§ JOB
Report all lines from the entries below in which "trait" appears.

(Extracted data entries)
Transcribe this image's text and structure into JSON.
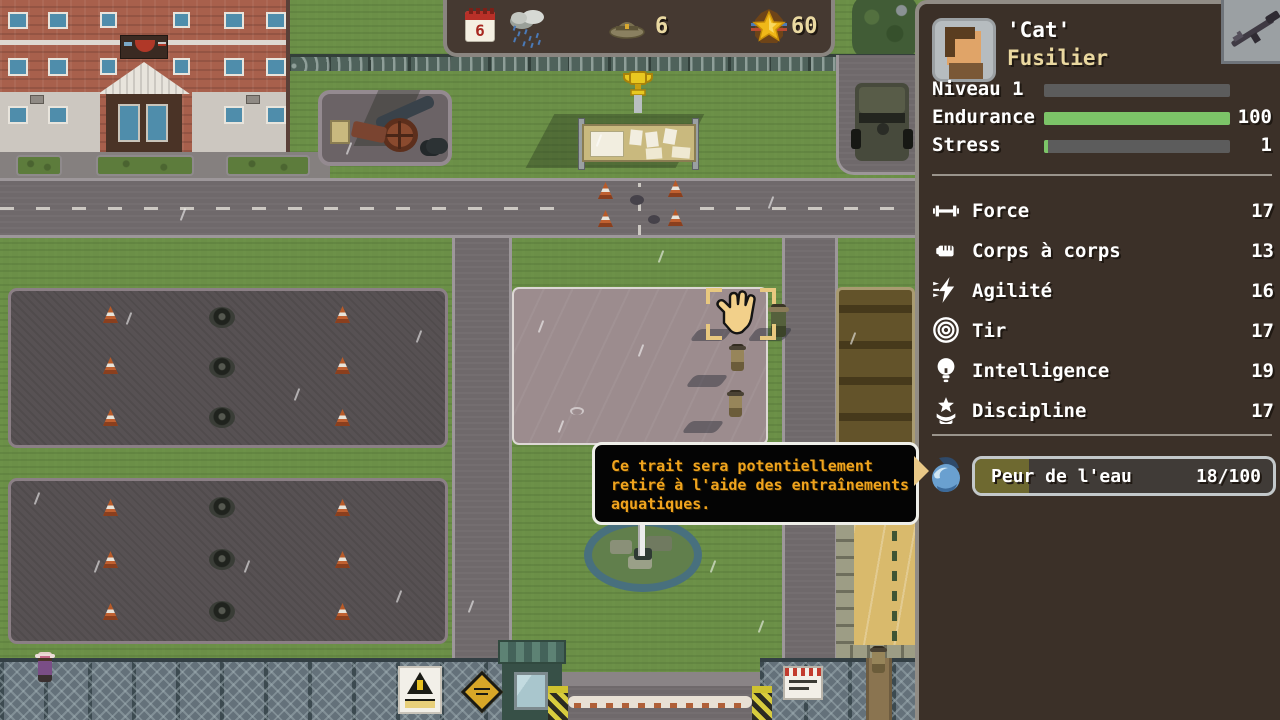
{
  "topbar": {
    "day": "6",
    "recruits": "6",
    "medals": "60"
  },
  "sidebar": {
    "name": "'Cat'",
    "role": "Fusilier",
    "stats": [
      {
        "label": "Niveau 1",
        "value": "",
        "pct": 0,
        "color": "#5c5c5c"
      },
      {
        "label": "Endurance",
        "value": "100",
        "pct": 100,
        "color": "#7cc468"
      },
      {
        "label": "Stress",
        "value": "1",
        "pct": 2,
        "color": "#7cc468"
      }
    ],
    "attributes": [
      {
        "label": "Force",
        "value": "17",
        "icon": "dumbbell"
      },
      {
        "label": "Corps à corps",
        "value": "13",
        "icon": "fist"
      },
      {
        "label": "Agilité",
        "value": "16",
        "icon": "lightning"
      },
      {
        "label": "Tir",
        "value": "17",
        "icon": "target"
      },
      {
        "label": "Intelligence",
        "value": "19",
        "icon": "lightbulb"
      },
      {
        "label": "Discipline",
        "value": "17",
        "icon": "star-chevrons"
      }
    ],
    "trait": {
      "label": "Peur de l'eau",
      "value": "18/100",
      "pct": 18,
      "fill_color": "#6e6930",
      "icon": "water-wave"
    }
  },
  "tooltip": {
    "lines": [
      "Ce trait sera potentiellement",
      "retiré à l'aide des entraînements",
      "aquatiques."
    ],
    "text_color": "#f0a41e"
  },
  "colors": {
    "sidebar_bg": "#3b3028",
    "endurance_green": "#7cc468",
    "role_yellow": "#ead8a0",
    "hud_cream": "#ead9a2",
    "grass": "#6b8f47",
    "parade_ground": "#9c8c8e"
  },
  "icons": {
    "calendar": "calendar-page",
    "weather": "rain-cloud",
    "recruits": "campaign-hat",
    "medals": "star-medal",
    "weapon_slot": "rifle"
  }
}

§ SOLVED PROBLEM
    "trait": {
      "Ce trait sera potentiellement",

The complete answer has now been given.